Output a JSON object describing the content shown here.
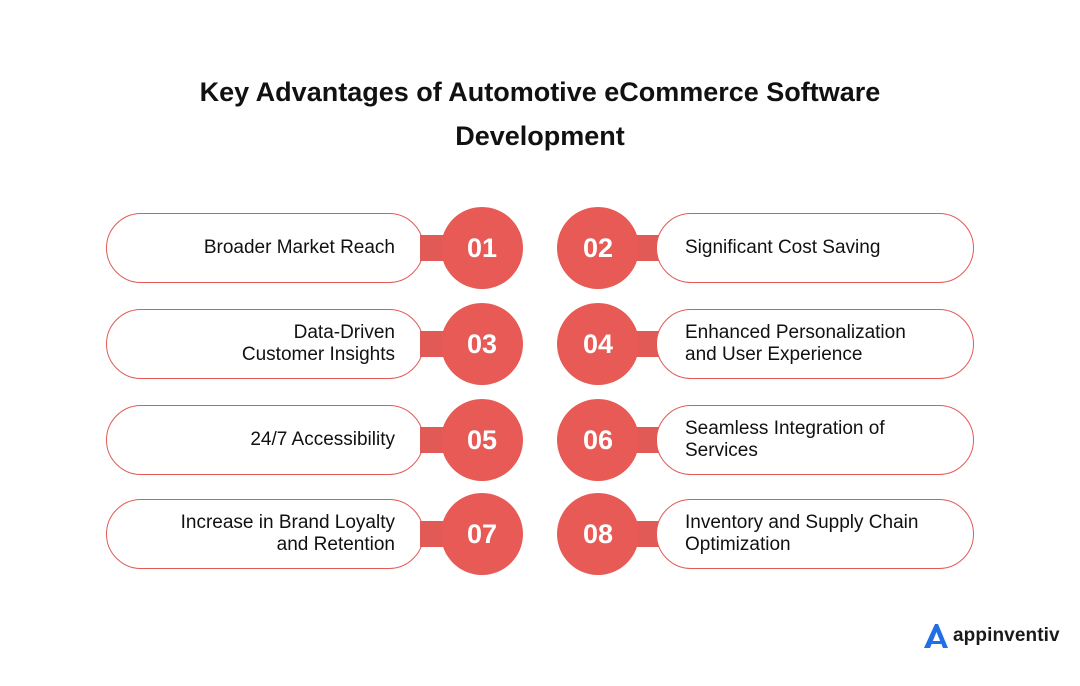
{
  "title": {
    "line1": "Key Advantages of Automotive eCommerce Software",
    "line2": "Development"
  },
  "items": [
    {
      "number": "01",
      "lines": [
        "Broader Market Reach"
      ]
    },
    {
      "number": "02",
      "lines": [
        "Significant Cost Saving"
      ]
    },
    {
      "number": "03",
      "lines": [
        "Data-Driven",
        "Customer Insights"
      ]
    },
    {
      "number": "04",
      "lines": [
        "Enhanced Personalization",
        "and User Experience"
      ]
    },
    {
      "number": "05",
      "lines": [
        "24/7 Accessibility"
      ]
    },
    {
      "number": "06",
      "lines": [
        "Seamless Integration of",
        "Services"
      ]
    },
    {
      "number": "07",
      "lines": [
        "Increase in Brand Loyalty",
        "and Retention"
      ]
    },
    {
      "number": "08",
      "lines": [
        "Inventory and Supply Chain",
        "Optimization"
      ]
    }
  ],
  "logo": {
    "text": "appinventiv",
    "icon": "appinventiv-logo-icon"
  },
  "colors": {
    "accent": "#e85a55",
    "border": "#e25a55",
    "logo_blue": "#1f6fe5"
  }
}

...

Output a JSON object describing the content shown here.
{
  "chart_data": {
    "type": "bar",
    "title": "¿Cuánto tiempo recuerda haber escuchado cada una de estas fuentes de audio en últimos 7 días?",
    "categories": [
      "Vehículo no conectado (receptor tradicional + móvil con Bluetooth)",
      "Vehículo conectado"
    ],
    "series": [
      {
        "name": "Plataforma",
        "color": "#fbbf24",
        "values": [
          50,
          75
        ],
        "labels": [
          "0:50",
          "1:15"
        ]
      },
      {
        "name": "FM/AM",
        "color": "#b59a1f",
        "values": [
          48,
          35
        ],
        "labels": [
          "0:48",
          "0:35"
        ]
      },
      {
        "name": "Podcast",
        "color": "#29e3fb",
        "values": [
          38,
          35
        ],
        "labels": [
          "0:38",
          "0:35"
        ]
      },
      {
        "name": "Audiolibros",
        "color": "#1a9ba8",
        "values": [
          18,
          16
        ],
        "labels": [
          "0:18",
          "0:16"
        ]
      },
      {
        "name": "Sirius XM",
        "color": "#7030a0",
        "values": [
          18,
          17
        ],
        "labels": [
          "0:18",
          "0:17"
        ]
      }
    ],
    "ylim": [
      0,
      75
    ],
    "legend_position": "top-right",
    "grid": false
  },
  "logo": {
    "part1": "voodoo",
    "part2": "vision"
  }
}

### [GOAL]
Locate the string "appinventiv" in the listing above and copy every line where it occurs.

### [OUTPUT FOR THIS EXERCISE]
    "text": "appinventiv",
    "icon": "appinventiv-logo-icon"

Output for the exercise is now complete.